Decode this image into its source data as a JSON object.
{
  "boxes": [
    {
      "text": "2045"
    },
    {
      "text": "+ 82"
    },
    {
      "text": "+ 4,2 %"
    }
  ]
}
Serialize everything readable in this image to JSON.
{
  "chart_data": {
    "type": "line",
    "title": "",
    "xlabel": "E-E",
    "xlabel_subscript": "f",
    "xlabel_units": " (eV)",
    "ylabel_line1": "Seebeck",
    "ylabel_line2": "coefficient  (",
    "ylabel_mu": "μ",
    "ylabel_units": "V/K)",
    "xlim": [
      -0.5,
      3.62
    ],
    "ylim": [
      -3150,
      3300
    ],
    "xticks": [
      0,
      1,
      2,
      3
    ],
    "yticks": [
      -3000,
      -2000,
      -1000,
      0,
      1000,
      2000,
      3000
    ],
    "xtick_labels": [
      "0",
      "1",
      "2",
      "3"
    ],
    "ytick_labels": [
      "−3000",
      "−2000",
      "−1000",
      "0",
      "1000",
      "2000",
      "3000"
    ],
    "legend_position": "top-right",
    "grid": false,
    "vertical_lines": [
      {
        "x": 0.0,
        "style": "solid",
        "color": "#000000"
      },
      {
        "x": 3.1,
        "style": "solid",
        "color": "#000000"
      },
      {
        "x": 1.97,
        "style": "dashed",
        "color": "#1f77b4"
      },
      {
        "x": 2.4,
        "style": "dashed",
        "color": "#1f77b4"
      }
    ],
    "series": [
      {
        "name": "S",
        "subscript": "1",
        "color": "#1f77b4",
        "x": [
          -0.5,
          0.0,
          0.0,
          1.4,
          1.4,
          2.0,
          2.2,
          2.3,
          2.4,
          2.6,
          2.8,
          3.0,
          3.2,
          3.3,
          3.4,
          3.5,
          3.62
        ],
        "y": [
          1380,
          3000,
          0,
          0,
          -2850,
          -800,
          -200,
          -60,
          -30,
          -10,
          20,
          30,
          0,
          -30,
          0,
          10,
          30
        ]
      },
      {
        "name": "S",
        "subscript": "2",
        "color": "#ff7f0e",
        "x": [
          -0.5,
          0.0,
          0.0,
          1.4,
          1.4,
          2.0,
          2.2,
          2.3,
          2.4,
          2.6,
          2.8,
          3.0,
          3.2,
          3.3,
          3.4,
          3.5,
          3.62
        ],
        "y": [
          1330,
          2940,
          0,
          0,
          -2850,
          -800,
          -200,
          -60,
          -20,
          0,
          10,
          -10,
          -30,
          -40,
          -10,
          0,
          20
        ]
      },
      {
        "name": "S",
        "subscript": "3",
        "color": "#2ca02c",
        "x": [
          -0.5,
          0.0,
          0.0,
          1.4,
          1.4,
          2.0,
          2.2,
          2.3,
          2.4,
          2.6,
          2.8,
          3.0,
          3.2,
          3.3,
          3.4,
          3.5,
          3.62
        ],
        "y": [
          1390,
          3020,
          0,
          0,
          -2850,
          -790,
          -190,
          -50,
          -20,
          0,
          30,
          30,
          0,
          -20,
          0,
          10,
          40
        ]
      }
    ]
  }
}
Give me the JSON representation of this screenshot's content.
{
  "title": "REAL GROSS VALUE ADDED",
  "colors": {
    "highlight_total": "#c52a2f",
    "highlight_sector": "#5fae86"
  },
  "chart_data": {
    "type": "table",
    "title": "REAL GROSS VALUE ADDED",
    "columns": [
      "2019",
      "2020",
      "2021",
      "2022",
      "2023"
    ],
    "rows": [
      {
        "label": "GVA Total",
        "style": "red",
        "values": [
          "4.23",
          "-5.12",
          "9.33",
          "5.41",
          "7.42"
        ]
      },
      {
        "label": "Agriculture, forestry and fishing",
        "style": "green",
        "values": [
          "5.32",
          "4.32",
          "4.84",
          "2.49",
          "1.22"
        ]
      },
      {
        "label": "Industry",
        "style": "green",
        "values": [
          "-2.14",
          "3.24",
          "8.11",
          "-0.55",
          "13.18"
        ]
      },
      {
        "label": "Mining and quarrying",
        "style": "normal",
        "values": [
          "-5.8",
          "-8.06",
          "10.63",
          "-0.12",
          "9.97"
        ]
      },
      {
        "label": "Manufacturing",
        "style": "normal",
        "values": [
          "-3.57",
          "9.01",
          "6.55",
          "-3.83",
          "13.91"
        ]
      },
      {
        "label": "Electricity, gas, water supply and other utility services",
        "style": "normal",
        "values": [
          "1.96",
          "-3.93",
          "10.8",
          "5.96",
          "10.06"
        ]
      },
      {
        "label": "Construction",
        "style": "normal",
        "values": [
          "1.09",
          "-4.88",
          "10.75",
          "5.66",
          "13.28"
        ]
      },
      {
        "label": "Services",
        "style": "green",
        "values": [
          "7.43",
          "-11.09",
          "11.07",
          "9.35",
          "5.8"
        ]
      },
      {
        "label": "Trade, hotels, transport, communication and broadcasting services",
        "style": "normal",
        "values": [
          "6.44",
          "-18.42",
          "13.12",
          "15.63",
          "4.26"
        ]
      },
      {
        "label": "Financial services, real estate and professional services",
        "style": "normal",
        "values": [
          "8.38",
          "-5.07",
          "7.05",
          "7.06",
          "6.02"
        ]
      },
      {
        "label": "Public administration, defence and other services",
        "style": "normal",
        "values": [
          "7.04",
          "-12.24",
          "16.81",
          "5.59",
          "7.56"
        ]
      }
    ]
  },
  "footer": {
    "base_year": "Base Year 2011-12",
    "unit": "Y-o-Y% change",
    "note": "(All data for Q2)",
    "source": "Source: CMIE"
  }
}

▸ **PROBLEM**
Write out each line of the data that holds the string "JSON".

▸ **OUTPUT OF THE TASK**
Decode this image into its source data as a JSON object.
Serialize everything readable in this image to JSON.
Give me the JSON representation of this screenshot's content.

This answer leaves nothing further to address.